● Exercise aim
Locate the lines where "direction" occurs and copy them as they stand.

## Start

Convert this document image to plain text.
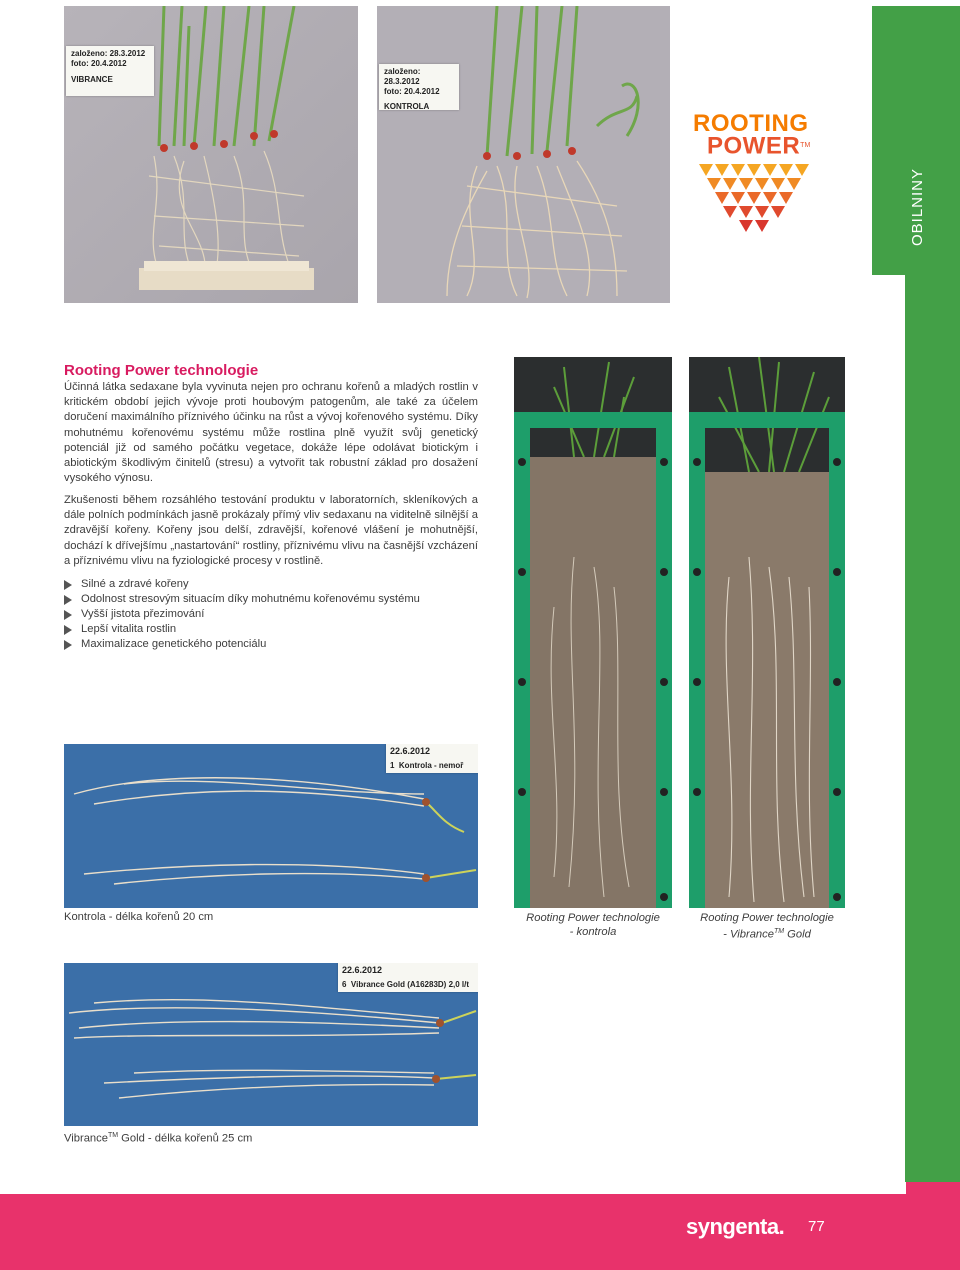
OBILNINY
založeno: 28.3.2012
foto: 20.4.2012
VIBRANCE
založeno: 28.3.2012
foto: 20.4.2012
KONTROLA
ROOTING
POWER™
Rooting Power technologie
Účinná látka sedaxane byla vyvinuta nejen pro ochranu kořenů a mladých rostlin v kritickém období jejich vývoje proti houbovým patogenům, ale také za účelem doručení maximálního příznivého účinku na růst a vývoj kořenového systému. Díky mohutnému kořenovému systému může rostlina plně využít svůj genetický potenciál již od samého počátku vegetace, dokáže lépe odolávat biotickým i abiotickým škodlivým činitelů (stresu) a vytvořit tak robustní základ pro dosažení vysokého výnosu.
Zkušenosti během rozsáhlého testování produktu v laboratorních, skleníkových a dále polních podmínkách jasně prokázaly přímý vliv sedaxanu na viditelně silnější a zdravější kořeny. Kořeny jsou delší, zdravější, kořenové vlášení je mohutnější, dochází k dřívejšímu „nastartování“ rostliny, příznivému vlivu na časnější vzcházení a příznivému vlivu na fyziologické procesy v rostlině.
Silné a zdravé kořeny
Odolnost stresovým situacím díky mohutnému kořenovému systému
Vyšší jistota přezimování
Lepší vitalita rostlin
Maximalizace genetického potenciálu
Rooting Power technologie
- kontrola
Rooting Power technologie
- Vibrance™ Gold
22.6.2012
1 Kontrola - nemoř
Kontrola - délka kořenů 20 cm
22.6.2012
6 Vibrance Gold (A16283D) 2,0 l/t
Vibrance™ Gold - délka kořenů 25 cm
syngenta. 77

## End
## Start

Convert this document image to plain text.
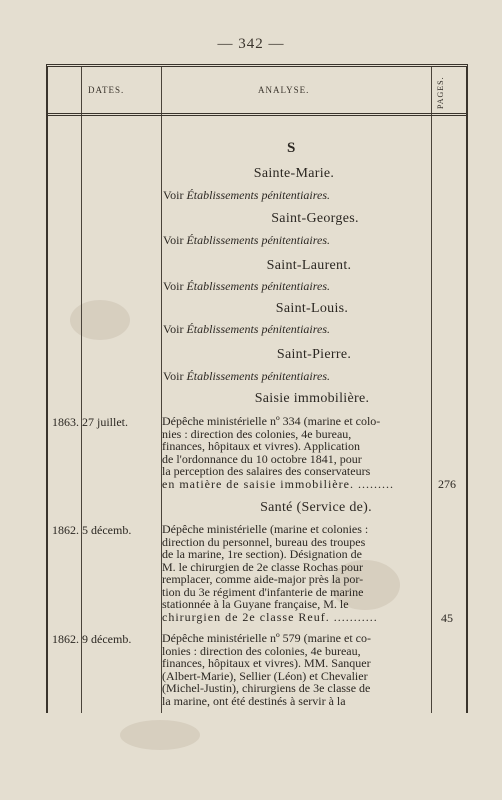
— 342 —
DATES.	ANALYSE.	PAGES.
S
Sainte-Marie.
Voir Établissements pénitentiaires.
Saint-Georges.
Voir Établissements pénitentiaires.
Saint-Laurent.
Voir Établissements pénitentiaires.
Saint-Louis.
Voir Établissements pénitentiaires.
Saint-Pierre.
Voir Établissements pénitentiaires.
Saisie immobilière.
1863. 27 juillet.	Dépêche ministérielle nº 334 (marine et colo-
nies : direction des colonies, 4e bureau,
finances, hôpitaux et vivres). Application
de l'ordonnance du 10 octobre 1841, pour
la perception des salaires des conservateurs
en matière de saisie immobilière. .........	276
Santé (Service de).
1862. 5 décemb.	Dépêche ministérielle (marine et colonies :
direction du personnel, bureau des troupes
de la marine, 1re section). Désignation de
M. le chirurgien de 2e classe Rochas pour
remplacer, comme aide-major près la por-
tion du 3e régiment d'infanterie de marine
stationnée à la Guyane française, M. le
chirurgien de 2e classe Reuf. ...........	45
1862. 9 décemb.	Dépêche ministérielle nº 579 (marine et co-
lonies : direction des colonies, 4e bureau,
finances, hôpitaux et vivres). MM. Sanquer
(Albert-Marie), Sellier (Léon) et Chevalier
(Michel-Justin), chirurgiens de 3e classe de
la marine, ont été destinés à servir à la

## End

● Answer to the exercise
nies : direction des colonies, 4e bureau,
direction du personnel, bureau des troupes
lonies : direction des colonies, 4e bureau,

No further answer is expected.